WORKING DATA |
/---

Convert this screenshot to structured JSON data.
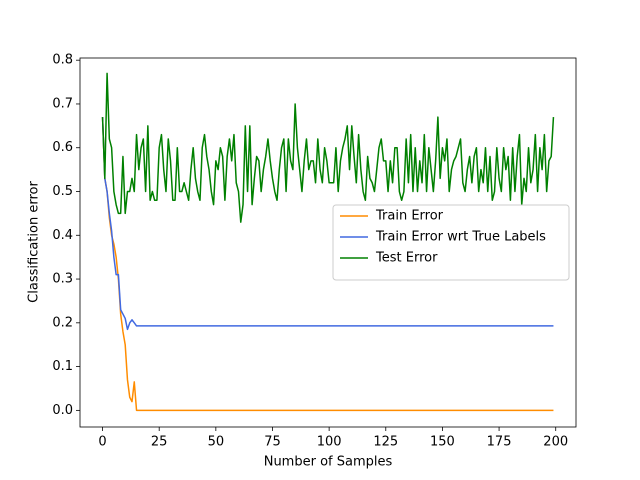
{
  "chart_data": {
    "type": "line",
    "xlabel": "Number of Samples",
    "ylabel": "Classification error",
    "x": [
      0,
      1,
      2,
      3,
      4,
      5,
      6,
      7,
      8,
      9,
      10,
      11,
      12,
      13,
      14,
      15,
      16,
      17,
      18,
      19,
      20,
      21,
      22,
      23,
      24,
      25,
      26,
      27,
      28,
      29,
      30,
      31,
      32,
      33,
      34,
      35,
      36,
      37,
      38,
      39,
      40,
      41,
      42,
      43,
      44,
      45,
      46,
      47,
      48,
      49,
      50,
      51,
      52,
      53,
      54,
      55,
      56,
      57,
      58,
      59,
      60,
      61,
      62,
      63,
      64,
      65,
      66,
      67,
      68,
      69,
      70,
      71,
      72,
      73,
      74,
      75,
      76,
      77,
      78,
      79,
      80,
      81,
      82,
      83,
      84,
      85,
      86,
      87,
      88,
      89,
      90,
      91,
      92,
      93,
      94,
      95,
      96,
      97,
      98,
      99,
      100,
      101,
      102,
      103,
      104,
      105,
      106,
      107,
      108,
      109,
      110,
      111,
      112,
      113,
      114,
      115,
      116,
      117,
      118,
      119,
      120,
      121,
      122,
      123,
      124,
      125,
      126,
      127,
      128,
      129,
      130,
      131,
      132,
      133,
      134,
      135,
      136,
      137,
      138,
      139,
      140,
      141,
      142,
      143,
      144,
      145,
      146,
      147,
      148,
      149,
      150,
      151,
      152,
      153,
      154,
      155,
      156,
      157,
      158,
      159,
      160,
      161,
      162,
      163,
      164,
      165,
      166,
      167,
      168,
      169,
      170,
      171,
      172,
      173,
      174,
      175,
      176,
      177,
      178,
      179,
      180,
      181,
      182,
      183,
      184,
      185,
      186,
      187,
      188,
      189,
      190,
      191,
      192,
      193,
      194,
      195,
      196,
      197,
      198,
      199
    ],
    "series": [
      {
        "name": "Train Error",
        "color": "#ff8c00",
        "values": [
          0.67,
          0.53,
          0.5,
          0.44,
          0.4,
          0.38,
          0.35,
          0.3,
          0.22,
          0.18,
          0.15,
          0.07,
          0.03,
          0.02,
          0.065,
          0,
          0,
          0,
          0,
          0,
          0,
          0,
          0,
          0,
          0,
          0,
          0,
          0,
          0,
          0,
          0,
          0,
          0,
          0,
          0,
          0,
          0,
          0,
          0,
          0,
          0,
          0,
          0,
          0,
          0,
          0,
          0,
          0,
          0,
          0,
          0,
          0,
          0,
          0,
          0,
          0,
          0,
          0,
          0,
          0,
          0,
          0,
          0,
          0,
          0,
          0,
          0,
          0,
          0,
          0,
          0,
          0,
          0,
          0,
          0,
          0,
          0,
          0,
          0,
          0,
          0,
          0,
          0,
          0,
          0,
          0,
          0,
          0,
          0,
          0,
          0,
          0,
          0,
          0,
          0,
          0,
          0,
          0,
          0,
          0,
          0,
          0,
          0,
          0,
          0,
          0,
          0,
          0,
          0,
          0,
          0,
          0,
          0,
          0,
          0,
          0,
          0,
          0,
          0,
          0,
          0,
          0,
          0,
          0,
          0,
          0,
          0,
          0,
          0,
          0,
          0,
          0,
          0,
          0,
          0,
          0,
          0,
          0,
          0,
          0,
          0,
          0,
          0,
          0,
          0,
          0,
          0,
          0,
          0,
          0,
          0,
          0,
          0,
          0,
          0,
          0,
          0,
          0,
          0,
          0,
          0,
          0,
          0,
          0,
          0,
          0,
          0,
          0,
          0,
          0,
          0,
          0,
          0,
          0,
          0,
          0,
          0,
          0,
          0,
          0,
          0,
          0,
          0,
          0,
          0,
          0,
          0,
          0,
          0,
          0,
          0,
          0,
          0,
          0,
          0,
          0,
          0,
          0,
          0,
          0
        ]
      },
      {
        "name": "Train Error wrt True Labels",
        "color": "#4169e1",
        "values": [
          0.67,
          0.53,
          0.5,
          0.45,
          0.41,
          0.35,
          0.31,
          0.31,
          0.23,
          0.22,
          0.21,
          0.185,
          0.2,
          0.207,
          0.2,
          0.193,
          0.193,
          0.193,
          0.193,
          0.193,
          0.193,
          0.193,
          0.193,
          0.193,
          0.193,
          0.193,
          0.193,
          0.193,
          0.193,
          0.193,
          0.193,
          0.193,
          0.193,
          0.193,
          0.193,
          0.193,
          0.193,
          0.193,
          0.193,
          0.193,
          0.193,
          0.193,
          0.193,
          0.193,
          0.193,
          0.193,
          0.193,
          0.193,
          0.193,
          0.193,
          0.193,
          0.193,
          0.193,
          0.193,
          0.193,
          0.193,
          0.193,
          0.193,
          0.193,
          0.193,
          0.193,
          0.193,
          0.193,
          0.193,
          0.193,
          0.193,
          0.193,
          0.193,
          0.193,
          0.193,
          0.193,
          0.193,
          0.193,
          0.193,
          0.193,
          0.193,
          0.193,
          0.193,
          0.193,
          0.193,
          0.193,
          0.193,
          0.193,
          0.193,
          0.193,
          0.193,
          0.193,
          0.193,
          0.193,
          0.193,
          0.193,
          0.193,
          0.193,
          0.193,
          0.193,
          0.193,
          0.193,
          0.193,
          0.193,
          0.193,
          0.193,
          0.193,
          0.193,
          0.193,
          0.193,
          0.193,
          0.193,
          0.193,
          0.193,
          0.193,
          0.193,
          0.193,
          0.193,
          0.193,
          0.193,
          0.193,
          0.193,
          0.193,
          0.193,
          0.193,
          0.193,
          0.193,
          0.193,
          0.193,
          0.193,
          0.193,
          0.193,
          0.193,
          0.193,
          0.193,
          0.193,
          0.193,
          0.193,
          0.193,
          0.193,
          0.193,
          0.193,
          0.193,
          0.193,
          0.193,
          0.193,
          0.193,
          0.193,
          0.193,
          0.193,
          0.193,
          0.193,
          0.193,
          0.193,
          0.193,
          0.193,
          0.193,
          0.193,
          0.193,
          0.193,
          0.193,
          0.193,
          0.193,
          0.193,
          0.193,
          0.193,
          0.193,
          0.193,
          0.193,
          0.193,
          0.193,
          0.193,
          0.193,
          0.193,
          0.193,
          0.193,
          0.193,
          0.193,
          0.193,
          0.193,
          0.193,
          0.193,
          0.193,
          0.193,
          0.193,
          0.193,
          0.193,
          0.193,
          0.193,
          0.193,
          0.193,
          0.193,
          0.193,
          0.193,
          0.193,
          0.193,
          0.193,
          0.193,
          0.193,
          0.193,
          0.193,
          0.193,
          0.193,
          0.193,
          0.193
        ]
      },
      {
        "name": "Test Error",
        "color": "#008000",
        "values": [
          0.67,
          0.53,
          0.77,
          0.62,
          0.6,
          0.5,
          0.47,
          0.45,
          0.45,
          0.58,
          0.45,
          0.5,
          0.5,
          0.53,
          0.5,
          0.63,
          0.55,
          0.6,
          0.62,
          0.5,
          0.65,
          0.48,
          0.5,
          0.48,
          0.48,
          0.6,
          0.63,
          0.55,
          0.5,
          0.62,
          0.57,
          0.48,
          0.48,
          0.6,
          0.5,
          0.5,
          0.52,
          0.5,
          0.48,
          0.55,
          0.6,
          0.53,
          0.5,
          0.48,
          0.6,
          0.63,
          0.58,
          0.55,
          0.5,
          0.47,
          0.57,
          0.55,
          0.6,
          0.58,
          0.48,
          0.58,
          0.62,
          0.57,
          0.63,
          0.52,
          0.5,
          0.43,
          0.47,
          0.65,
          0.5,
          0.65,
          0.47,
          0.53,
          0.58,
          0.57,
          0.5,
          0.55,
          0.58,
          0.62,
          0.57,
          0.53,
          0.5,
          0.48,
          0.55,
          0.6,
          0.62,
          0.5,
          0.62,
          0.57,
          0.55,
          0.7,
          0.6,
          0.55,
          0.5,
          0.57,
          0.62,
          0.55,
          0.57,
          0.57,
          0.52,
          0.62,
          0.55,
          0.52,
          0.6,
          0.57,
          0.52,
          0.52,
          0.52,
          0.6,
          0.5,
          0.57,
          0.6,
          0.62,
          0.65,
          0.55,
          0.65,
          0.58,
          0.52,
          0.63,
          0.55,
          0.5,
          0.48,
          0.58,
          0.53,
          0.52,
          0.5,
          0.55,
          0.6,
          0.62,
          0.57,
          0.57,
          0.5,
          0.57,
          0.52,
          0.6,
          0.6,
          0.5,
          0.48,
          0.5,
          0.62,
          0.52,
          0.63,
          0.5,
          0.6,
          0.5,
          0.57,
          0.52,
          0.63,
          0.5,
          0.6,
          0.55,
          0.5,
          0.57,
          0.67,
          0.53,
          0.6,
          0.57,
          0.62,
          0.5,
          0.55,
          0.57,
          0.58,
          0.6,
          0.62,
          0.52,
          0.5,
          0.55,
          0.58,
          0.52,
          0.58,
          0.6,
          0.5,
          0.55,
          0.52,
          0.6,
          0.5,
          0.58,
          0.48,
          0.5,
          0.6,
          0.53,
          0.5,
          0.6,
          0.55,
          0.58,
          0.48,
          0.6,
          0.5,
          0.58,
          0.63,
          0.47,
          0.53,
          0.5,
          0.6,
          0.52,
          0.55,
          0.63,
          0.5,
          0.6,
          0.55,
          0.63,
          0.5,
          0.57,
          0.58,
          0.67
        ]
      }
    ],
    "xlim": [
      -9.95,
      208.95
    ],
    "xticks": [
      0,
      25,
      50,
      75,
      100,
      125,
      150,
      175,
      200
    ],
    "ylim": [
      -0.038,
      0.805
    ],
    "yticks": [
      {
        "value": 0,
        "label": "0.0"
      },
      0.1,
      0.2,
      0.3,
      0.4,
      0.5,
      0.6,
      0.7,
      0.8
    ],
    "grid": false,
    "legend": "center right"
  }
}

\---

STATED GOAL | From the entries above, return each line with the word "name" in it.

RESULT |
        "name": "Train Error",
        "name": "Train Error wrt True Labels",
        "name": "Test Error",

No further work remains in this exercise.